• [Written problem]
From the records, pick out and copy each line containing "ylabel".

────────────────────

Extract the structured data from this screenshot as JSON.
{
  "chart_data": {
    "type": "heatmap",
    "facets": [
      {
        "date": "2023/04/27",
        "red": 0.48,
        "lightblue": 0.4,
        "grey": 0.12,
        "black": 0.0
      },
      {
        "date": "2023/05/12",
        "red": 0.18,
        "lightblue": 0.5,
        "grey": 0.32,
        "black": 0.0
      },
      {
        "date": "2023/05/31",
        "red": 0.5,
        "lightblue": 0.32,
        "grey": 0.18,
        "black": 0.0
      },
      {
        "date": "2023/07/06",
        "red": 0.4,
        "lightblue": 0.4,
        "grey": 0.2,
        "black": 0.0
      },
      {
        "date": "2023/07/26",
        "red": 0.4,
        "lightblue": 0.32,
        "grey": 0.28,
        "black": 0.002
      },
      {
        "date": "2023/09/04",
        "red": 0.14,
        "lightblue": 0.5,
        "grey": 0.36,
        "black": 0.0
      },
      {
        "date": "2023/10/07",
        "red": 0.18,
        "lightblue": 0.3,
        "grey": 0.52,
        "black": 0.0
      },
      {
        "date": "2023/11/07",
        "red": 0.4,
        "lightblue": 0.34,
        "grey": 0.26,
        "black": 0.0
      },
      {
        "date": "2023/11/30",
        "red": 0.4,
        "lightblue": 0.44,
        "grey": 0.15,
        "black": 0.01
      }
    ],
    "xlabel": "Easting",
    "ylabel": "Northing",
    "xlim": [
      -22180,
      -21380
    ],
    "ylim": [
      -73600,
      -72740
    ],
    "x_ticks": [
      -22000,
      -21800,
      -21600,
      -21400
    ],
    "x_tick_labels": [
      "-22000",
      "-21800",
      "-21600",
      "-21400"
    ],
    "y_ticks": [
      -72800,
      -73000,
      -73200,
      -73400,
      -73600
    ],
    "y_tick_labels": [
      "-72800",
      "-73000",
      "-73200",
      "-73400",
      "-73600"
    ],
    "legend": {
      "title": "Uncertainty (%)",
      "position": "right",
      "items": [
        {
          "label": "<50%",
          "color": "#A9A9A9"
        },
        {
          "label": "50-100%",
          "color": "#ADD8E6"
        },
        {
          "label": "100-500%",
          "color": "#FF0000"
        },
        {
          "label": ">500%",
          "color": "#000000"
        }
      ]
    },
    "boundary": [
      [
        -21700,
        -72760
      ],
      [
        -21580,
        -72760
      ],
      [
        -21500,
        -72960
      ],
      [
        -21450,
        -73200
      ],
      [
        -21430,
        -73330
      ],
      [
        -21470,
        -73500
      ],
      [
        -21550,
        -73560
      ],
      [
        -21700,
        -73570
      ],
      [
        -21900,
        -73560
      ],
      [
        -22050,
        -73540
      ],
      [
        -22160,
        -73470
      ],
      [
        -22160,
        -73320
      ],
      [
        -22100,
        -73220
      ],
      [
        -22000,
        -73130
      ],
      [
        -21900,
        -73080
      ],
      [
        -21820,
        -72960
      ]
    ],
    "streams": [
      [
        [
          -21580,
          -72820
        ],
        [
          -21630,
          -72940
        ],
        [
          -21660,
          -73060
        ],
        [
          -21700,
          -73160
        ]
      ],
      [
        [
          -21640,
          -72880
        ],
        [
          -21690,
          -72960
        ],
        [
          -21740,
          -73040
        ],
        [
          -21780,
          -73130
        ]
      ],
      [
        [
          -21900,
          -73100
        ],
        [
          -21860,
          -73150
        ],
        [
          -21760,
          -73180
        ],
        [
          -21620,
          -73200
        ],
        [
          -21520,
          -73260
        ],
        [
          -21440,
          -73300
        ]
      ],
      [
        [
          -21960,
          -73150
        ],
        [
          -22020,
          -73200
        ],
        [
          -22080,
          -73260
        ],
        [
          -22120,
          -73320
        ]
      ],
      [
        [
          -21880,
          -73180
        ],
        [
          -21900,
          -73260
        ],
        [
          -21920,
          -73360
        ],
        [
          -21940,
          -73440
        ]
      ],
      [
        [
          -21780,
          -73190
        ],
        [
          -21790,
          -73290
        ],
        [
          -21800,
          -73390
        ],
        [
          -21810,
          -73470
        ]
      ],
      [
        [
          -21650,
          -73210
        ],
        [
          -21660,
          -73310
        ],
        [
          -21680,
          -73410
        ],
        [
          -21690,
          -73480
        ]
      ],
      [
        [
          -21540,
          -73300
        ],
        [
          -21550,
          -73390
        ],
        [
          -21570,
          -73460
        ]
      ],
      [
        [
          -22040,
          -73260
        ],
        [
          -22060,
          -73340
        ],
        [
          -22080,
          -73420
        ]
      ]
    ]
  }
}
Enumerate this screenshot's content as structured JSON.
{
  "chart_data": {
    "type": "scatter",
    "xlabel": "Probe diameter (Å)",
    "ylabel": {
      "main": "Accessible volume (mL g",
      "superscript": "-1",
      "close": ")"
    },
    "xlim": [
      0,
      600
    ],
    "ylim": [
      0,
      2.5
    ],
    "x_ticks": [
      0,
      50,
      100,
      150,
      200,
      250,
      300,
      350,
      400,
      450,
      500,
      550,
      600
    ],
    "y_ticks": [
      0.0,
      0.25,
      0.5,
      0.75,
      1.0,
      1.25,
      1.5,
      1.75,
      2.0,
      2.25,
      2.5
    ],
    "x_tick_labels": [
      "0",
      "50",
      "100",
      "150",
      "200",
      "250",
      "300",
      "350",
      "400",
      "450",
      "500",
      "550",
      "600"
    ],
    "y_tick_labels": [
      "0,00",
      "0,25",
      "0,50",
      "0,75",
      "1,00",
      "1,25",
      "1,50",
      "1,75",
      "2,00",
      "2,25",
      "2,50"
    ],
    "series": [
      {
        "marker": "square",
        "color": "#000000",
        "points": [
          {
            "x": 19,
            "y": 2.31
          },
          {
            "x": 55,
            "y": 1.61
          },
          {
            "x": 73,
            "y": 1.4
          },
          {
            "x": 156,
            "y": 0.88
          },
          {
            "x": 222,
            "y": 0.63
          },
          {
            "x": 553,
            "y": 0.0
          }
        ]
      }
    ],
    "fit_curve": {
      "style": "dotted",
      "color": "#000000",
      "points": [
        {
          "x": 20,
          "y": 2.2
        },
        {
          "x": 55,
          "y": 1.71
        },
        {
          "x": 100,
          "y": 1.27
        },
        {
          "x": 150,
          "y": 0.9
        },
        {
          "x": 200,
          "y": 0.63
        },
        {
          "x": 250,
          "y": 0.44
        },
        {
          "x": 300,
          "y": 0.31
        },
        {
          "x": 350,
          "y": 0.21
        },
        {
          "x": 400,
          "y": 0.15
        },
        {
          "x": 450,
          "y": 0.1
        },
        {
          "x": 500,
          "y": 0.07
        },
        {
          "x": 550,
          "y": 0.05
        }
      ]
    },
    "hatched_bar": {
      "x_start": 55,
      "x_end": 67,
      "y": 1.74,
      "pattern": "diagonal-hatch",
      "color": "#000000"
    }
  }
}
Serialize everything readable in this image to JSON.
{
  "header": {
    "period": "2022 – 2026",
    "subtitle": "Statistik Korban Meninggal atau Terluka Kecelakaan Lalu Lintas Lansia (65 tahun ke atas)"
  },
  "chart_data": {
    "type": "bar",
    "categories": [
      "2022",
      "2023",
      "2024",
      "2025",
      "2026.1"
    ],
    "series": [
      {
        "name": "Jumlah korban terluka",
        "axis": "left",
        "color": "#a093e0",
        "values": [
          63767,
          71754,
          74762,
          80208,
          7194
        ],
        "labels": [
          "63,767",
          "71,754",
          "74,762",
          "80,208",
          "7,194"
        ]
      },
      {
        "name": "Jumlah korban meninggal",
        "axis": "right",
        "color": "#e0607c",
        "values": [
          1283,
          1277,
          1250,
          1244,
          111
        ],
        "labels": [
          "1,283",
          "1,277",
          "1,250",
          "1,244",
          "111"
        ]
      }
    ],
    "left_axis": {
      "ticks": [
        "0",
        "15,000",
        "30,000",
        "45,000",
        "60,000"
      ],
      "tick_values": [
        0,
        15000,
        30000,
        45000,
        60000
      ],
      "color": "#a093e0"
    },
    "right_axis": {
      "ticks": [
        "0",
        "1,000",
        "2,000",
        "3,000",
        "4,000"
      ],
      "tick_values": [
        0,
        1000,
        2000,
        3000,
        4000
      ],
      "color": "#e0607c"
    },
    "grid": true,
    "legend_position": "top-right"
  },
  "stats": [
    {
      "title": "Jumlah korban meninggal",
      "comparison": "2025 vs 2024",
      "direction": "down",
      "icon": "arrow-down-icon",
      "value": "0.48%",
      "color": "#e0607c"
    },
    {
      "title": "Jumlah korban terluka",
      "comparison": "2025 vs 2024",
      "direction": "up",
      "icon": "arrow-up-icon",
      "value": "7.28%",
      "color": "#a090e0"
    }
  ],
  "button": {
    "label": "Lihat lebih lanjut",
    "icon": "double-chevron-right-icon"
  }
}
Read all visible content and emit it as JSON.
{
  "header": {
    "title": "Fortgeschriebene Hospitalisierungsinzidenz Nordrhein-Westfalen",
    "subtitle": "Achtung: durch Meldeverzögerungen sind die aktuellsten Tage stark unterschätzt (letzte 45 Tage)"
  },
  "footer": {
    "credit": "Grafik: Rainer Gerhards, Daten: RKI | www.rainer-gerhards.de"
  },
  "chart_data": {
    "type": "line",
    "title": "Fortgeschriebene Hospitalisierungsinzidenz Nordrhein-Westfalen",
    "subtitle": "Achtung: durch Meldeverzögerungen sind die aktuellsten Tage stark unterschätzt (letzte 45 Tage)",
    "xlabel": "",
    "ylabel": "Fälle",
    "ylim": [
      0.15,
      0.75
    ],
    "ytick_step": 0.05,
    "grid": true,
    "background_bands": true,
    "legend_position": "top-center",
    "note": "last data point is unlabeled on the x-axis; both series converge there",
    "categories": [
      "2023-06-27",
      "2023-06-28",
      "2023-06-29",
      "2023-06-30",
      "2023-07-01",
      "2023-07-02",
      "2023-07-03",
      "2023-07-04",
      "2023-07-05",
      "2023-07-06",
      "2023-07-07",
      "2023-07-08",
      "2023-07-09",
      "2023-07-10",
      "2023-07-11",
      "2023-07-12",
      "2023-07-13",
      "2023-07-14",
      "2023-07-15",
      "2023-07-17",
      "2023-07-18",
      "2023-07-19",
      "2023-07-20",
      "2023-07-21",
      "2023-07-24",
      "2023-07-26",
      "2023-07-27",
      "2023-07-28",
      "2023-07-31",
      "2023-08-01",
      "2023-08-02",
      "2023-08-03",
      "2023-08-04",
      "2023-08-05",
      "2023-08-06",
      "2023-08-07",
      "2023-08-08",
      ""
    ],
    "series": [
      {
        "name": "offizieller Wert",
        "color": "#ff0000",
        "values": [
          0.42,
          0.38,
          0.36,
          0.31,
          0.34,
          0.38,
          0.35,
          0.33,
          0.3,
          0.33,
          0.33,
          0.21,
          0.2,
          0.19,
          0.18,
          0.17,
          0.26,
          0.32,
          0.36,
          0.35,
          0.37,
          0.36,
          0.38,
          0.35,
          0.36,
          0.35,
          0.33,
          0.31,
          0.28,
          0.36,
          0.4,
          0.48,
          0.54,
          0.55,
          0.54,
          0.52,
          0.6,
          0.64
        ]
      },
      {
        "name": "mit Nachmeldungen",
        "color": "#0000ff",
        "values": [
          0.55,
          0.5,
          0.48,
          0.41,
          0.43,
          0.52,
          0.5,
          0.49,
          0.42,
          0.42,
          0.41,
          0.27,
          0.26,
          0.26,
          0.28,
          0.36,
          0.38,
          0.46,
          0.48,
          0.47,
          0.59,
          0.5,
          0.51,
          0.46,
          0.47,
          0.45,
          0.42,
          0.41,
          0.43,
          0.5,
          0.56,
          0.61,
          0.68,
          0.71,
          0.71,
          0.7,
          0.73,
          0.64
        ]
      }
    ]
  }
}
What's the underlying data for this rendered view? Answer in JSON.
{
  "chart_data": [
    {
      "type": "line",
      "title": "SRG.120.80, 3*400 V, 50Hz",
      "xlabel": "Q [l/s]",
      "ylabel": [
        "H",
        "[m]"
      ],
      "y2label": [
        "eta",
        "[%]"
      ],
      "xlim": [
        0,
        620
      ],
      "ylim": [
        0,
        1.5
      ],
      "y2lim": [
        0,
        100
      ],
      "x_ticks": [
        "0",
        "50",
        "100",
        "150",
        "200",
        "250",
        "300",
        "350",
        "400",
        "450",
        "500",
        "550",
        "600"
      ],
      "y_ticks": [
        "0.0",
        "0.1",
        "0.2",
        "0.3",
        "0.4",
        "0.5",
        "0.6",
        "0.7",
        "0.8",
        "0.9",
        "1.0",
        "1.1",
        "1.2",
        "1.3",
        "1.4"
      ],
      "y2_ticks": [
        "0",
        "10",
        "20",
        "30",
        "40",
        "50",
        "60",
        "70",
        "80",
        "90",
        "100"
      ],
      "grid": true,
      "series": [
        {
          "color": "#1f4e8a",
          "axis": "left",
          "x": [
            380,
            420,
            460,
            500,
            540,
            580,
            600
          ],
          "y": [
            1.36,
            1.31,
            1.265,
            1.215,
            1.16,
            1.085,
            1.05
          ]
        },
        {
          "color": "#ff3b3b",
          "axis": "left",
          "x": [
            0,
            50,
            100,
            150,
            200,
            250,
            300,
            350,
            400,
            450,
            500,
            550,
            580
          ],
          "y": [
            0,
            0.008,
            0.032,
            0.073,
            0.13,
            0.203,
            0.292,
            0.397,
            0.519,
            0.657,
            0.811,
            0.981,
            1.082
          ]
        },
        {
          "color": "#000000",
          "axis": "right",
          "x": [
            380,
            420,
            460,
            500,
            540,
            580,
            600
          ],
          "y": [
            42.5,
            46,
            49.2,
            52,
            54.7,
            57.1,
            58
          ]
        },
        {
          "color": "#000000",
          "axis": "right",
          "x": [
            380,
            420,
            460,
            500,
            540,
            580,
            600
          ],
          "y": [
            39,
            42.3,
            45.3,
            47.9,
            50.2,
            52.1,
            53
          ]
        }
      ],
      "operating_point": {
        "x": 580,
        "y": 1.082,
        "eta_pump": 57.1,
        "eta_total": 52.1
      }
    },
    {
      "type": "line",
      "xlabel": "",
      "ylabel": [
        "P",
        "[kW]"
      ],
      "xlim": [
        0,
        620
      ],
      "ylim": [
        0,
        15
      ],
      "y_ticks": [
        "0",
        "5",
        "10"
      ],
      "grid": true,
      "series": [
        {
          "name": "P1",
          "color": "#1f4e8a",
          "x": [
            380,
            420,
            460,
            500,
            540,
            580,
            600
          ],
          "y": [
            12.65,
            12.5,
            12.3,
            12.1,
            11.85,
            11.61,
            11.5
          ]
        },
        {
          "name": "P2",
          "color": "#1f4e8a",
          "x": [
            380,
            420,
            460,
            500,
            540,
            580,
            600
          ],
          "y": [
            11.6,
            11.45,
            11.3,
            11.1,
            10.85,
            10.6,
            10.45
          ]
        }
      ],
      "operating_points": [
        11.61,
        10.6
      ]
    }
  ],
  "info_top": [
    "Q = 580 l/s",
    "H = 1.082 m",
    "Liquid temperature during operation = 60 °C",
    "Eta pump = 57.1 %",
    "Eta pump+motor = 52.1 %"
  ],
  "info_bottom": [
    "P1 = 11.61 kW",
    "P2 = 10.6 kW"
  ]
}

────────────────────

• [Result for this task]
    "ylabel": "Northing",
    "ylabel": {
    "ylabel": "Fälle",
      "ylabel": [
      "ylabel": [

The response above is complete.